*Given task*: Return every record exactly as written.

** begin Stored data **

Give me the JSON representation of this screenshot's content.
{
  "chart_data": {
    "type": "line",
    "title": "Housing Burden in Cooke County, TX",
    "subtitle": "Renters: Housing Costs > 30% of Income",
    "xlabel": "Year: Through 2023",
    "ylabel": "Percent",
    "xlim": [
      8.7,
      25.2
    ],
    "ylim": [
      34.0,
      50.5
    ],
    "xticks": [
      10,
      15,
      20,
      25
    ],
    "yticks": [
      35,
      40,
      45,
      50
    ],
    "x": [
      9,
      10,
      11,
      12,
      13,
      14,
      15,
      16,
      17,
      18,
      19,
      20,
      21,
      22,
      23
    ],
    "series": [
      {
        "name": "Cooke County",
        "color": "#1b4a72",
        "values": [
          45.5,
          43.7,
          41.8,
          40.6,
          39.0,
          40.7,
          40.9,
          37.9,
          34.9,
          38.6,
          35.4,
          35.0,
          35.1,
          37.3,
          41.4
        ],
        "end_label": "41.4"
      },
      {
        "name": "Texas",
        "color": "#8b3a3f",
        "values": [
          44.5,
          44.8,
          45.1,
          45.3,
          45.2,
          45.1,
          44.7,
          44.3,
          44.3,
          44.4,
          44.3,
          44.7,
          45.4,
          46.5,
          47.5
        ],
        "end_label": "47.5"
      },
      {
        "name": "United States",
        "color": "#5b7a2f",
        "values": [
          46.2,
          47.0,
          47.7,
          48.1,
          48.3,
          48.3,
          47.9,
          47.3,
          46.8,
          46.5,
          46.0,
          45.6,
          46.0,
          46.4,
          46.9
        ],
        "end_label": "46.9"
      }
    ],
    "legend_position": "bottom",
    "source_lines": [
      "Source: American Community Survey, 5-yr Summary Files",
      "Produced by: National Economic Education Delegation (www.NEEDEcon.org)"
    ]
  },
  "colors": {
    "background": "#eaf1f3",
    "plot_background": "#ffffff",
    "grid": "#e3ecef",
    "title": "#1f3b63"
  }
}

** end Stored data **

*Solution below*:
Give me the JSON representation of this screenshot's content.
{
  "chart_data": {
    "type": "line",
    "title": "Housing Burden in Cooke County, TX",
    "subtitle": "Renters: Housing Costs > 30% of Income",
    "xlabel": "Year: Through 2023",
    "ylabel": "Percent",
    "xlim": [
      8.7,
      25.2
    ],
    "ylim": [
      34.0,
      50.5
    ],
    "xticks": [
      10,
      15,
      20,
      25
    ],
    "yticks": [
      35,
      40,
      45,
      50
    ],
    "x": [
      9,
      10,
      11,
      12,
      13,
      14,
      15,
      16,
      17,
      18,
      19,
      20,
      21,
      22,
      23
    ],
    "series": [
      {
        "name": "Cooke County",
        "color": "#1b4a72",
        "values": [
          45.5,
          43.7,
          41.8,
          40.6,
          39.0,
          40.7,
          40.9,
          37.9,
          34.9,
          38.6,
          35.4,
          35.0,
          35.1,
          37.3,
          41.4
        ],
        "end_label": "41.4"
      },
      {
        "name": "Texas",
        "color": "#8b3a3f",
        "values": [
          44.5,
          44.8,
          45.1,
          45.3,
          45.2,
          45.1,
          44.7,
          44.3,
          44.3,
          44.4,
          44.3,
          44.7,
          45.4,
          46.5,
          47.5
        ],
        "end_label": "47.5"
      },
      {
        "name": "United States",
        "color": "#5b7a2f",
        "values": [
          46.2,
          47.0,
          47.7,
          48.1,
          48.3,
          48.3,
          47.9,
          47.3,
          46.8,
          46.5,
          46.0,
          45.6,
          46.0,
          46.4,
          46.9
        ],
        "end_label": "46.9"
      }
    ],
    "legend_position": "bottom",
    "source_lines": [
      "Source: American Community Survey, 5-yr Summary Files",
      "Produced by: National Economic Education Delegation (www.NEEDEcon.org)"
    ]
  },
  "colors": {
    "background": "#eaf1f3",
    "plot_background": "#ffffff",
    "grid": "#e3ecef",
    "title": "#1f3b63"
  }
}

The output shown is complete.